[Problem]:
Report every line in the listing that contains the string "left".

(Figure dataset records)

________________

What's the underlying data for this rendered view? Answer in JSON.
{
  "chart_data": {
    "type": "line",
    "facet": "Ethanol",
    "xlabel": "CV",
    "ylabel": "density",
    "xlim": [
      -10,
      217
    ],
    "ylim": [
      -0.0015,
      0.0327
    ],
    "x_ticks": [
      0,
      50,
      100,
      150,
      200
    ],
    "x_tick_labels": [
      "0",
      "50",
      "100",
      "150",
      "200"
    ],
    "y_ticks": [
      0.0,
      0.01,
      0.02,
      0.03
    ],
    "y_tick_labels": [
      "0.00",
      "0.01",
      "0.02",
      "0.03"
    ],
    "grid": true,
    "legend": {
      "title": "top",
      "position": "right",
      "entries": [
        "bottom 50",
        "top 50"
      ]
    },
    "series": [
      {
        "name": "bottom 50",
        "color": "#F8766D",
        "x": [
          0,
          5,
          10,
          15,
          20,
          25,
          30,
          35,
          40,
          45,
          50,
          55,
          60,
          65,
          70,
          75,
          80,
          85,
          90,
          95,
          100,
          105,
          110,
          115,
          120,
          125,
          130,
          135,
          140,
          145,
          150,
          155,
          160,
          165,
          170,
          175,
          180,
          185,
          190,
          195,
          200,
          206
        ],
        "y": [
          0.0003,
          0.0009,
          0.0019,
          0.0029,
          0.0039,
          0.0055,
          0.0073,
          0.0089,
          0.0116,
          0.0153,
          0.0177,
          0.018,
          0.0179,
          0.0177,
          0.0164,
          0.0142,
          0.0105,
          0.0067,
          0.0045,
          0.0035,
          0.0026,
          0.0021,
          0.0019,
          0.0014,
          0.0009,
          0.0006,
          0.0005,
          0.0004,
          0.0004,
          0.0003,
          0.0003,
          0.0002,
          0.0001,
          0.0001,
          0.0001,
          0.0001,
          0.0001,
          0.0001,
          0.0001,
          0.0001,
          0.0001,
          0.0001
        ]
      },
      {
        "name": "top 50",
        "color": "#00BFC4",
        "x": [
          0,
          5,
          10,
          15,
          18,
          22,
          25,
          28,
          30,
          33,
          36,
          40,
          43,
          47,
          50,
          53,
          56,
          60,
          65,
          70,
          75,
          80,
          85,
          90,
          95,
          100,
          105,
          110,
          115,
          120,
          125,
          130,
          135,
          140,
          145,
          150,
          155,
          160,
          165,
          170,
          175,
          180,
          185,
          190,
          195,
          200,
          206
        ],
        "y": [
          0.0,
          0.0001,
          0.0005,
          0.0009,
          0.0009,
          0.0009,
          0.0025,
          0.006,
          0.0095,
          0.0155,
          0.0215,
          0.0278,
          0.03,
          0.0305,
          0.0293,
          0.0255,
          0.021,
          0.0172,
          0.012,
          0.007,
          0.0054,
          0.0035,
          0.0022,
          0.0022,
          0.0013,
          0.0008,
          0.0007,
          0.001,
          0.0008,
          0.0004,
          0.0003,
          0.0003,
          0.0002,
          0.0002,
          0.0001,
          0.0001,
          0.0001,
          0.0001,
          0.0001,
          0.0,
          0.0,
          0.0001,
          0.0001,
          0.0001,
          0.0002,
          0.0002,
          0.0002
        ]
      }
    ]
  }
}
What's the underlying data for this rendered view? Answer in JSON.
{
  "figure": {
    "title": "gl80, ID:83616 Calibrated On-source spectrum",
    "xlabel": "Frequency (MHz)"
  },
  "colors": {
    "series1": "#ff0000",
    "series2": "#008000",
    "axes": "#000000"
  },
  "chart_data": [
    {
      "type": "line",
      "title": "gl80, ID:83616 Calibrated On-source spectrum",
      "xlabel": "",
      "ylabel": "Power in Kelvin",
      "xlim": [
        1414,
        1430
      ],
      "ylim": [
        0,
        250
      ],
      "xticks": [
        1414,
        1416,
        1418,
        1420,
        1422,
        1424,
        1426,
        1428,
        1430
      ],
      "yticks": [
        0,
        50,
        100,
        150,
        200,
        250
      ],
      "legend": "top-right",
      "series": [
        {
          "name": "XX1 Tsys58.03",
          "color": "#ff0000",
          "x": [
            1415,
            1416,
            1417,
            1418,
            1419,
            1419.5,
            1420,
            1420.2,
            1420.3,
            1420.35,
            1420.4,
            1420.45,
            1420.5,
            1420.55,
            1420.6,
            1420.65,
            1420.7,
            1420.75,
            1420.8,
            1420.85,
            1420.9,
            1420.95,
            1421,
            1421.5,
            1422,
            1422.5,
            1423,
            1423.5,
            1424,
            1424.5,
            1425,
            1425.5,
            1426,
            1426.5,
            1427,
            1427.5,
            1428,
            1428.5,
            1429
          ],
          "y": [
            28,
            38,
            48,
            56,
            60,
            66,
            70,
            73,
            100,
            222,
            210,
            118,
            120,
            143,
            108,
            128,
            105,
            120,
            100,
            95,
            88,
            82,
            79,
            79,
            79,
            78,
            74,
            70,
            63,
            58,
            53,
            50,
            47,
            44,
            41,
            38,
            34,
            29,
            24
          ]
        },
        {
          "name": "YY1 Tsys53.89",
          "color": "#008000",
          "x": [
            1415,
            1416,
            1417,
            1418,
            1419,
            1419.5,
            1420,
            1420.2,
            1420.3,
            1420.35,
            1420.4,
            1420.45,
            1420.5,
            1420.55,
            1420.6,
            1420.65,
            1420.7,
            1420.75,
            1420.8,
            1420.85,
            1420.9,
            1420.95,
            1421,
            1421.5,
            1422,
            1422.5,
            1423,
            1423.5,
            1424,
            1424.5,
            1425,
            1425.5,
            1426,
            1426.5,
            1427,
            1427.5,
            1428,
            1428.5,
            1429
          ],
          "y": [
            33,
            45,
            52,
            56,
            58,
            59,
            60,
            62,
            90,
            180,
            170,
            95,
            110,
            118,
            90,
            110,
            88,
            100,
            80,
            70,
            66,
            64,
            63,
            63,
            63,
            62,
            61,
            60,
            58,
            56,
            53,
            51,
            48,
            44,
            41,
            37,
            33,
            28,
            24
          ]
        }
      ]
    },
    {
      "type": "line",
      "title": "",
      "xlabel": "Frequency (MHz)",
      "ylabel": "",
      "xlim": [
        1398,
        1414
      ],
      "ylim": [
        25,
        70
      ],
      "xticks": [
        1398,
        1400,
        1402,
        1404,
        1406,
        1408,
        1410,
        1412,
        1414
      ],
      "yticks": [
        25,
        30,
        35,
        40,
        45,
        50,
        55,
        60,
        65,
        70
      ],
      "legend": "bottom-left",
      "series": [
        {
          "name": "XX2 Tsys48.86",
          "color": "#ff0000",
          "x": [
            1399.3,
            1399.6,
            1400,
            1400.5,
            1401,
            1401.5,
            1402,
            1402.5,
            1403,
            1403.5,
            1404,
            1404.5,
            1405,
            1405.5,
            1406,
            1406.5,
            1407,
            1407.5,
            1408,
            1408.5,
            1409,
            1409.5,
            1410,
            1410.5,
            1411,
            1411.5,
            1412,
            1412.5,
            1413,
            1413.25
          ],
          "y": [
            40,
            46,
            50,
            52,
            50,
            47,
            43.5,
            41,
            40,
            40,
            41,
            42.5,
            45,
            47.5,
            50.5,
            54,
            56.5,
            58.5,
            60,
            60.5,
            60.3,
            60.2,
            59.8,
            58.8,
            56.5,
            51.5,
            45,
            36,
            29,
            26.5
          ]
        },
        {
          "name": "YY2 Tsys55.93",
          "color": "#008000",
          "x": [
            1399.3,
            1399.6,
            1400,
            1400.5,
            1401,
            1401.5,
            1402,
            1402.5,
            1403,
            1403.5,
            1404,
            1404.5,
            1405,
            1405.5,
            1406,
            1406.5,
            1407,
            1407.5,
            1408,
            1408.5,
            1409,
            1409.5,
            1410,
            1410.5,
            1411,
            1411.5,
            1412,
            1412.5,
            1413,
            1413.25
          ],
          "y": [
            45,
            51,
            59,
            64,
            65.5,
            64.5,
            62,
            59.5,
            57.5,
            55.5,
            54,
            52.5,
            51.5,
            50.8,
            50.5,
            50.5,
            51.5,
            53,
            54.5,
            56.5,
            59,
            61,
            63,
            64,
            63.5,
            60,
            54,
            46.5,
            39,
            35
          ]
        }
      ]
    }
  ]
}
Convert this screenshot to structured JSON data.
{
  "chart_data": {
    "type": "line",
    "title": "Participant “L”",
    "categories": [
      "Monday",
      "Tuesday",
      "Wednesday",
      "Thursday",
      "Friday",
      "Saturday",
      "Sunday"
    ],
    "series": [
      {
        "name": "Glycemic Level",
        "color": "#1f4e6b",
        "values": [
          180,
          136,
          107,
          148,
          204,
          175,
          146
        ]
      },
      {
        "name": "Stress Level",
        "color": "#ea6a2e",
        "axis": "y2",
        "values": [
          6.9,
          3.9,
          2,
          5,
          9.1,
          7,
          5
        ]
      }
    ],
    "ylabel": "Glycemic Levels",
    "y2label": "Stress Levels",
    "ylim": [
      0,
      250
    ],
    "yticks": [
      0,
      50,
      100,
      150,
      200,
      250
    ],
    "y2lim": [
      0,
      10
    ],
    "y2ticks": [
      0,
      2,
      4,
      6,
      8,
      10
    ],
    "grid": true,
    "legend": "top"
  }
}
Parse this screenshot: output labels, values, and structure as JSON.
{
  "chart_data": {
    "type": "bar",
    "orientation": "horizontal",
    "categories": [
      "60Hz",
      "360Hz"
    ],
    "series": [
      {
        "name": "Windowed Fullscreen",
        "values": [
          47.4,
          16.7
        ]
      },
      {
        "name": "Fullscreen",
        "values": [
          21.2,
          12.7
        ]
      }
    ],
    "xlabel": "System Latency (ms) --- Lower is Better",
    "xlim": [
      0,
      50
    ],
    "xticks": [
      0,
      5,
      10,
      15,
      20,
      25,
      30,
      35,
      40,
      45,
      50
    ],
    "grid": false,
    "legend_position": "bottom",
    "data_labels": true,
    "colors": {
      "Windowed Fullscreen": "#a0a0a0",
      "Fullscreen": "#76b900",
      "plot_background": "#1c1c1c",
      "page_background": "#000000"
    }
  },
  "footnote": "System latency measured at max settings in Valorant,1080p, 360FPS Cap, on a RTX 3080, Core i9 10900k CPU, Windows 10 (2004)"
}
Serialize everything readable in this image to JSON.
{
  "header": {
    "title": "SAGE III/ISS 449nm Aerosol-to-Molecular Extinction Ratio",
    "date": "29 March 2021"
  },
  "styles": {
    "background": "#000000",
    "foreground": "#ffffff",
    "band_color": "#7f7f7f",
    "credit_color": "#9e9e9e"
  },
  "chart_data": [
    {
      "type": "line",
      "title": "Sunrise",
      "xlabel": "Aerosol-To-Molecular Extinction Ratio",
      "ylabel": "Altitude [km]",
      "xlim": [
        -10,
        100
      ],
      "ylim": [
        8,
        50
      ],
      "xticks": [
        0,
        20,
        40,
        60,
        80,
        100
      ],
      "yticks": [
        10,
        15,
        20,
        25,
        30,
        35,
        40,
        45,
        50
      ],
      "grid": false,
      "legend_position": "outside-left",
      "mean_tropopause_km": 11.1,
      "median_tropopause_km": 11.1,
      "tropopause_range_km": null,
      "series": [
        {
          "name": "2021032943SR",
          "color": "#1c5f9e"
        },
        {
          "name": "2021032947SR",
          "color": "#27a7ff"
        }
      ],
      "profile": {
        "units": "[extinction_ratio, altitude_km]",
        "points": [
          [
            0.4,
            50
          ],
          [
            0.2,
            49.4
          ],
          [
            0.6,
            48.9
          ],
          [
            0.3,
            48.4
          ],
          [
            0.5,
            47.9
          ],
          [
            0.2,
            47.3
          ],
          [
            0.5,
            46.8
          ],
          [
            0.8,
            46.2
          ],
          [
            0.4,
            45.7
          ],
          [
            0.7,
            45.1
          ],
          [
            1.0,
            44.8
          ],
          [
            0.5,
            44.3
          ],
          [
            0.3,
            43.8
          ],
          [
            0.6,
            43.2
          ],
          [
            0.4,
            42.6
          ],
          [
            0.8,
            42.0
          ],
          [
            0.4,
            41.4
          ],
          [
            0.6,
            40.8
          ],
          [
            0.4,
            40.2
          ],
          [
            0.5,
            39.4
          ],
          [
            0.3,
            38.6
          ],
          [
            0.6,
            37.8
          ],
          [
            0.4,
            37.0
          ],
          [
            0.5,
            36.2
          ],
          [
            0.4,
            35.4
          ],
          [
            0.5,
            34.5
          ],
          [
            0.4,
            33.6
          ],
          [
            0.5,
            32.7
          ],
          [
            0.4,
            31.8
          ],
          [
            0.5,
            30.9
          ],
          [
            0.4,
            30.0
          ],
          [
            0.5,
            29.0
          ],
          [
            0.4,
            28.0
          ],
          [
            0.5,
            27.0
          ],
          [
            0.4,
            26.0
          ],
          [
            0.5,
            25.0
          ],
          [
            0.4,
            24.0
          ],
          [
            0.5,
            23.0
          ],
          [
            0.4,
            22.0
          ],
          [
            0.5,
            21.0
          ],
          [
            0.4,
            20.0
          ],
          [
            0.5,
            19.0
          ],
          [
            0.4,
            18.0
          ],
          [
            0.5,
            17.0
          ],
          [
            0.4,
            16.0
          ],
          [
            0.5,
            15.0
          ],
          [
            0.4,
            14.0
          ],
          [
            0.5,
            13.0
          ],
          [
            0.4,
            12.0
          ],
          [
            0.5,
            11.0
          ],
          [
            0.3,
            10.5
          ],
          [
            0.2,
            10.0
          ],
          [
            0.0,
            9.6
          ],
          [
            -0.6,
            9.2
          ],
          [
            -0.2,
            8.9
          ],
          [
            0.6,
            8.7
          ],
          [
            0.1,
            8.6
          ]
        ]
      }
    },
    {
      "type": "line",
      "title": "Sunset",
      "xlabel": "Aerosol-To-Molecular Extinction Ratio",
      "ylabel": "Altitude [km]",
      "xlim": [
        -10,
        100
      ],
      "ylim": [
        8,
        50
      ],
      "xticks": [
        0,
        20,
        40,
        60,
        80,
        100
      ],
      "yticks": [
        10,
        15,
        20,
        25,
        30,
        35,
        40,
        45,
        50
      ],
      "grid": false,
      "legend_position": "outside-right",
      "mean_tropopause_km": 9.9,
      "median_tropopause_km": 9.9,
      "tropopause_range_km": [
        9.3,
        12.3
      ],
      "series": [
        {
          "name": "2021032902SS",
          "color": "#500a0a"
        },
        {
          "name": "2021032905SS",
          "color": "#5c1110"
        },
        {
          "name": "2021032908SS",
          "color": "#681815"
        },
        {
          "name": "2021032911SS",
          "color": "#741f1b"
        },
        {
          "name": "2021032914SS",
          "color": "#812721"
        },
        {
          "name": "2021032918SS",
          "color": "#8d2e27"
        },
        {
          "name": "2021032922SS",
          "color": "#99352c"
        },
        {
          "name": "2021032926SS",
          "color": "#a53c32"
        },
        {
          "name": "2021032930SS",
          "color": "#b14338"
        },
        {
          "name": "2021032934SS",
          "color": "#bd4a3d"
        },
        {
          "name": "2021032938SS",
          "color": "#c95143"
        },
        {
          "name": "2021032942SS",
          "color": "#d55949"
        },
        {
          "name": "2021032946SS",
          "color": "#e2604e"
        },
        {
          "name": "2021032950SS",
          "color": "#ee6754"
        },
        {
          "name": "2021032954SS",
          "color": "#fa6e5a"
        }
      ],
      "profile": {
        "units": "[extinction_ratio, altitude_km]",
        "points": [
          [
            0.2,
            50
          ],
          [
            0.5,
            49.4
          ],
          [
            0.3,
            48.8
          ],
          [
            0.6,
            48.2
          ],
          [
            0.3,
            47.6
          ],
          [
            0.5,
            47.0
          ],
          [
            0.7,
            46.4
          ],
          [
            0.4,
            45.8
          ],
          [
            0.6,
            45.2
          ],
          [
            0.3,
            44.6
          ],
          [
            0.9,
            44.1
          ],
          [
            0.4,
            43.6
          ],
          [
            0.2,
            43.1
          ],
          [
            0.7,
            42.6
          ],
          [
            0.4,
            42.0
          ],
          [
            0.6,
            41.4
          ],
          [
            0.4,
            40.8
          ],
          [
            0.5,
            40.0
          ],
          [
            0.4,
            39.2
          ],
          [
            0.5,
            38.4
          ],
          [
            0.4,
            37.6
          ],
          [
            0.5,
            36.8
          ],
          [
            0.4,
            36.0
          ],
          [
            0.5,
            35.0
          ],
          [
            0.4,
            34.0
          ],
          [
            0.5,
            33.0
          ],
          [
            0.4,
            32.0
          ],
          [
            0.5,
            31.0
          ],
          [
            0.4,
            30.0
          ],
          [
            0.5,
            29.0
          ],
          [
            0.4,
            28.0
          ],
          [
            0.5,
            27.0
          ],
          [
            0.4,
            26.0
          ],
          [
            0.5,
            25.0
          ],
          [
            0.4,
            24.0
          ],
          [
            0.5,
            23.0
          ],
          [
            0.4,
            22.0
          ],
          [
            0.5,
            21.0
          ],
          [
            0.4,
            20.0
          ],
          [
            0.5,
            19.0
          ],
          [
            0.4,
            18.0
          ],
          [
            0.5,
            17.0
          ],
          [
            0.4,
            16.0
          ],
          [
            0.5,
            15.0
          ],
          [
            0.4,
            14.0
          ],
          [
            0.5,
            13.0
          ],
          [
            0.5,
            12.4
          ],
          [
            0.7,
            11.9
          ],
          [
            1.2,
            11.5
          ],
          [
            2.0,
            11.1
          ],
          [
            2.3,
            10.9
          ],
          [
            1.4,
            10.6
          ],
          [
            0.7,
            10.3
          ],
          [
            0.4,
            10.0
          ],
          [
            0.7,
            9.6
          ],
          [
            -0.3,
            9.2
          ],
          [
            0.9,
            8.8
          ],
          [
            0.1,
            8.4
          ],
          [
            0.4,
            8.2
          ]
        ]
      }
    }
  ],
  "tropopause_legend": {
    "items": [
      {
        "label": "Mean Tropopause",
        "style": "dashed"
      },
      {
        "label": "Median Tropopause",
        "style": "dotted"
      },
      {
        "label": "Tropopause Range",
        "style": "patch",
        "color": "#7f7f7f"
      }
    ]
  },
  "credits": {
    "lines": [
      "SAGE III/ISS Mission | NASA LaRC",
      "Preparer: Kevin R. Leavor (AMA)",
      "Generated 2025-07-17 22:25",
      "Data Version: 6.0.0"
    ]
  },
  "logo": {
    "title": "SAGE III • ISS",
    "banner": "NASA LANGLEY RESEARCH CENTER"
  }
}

________________

[Correct output]:
      "legend": "bottom-left",
      "legend_position": "outside-left",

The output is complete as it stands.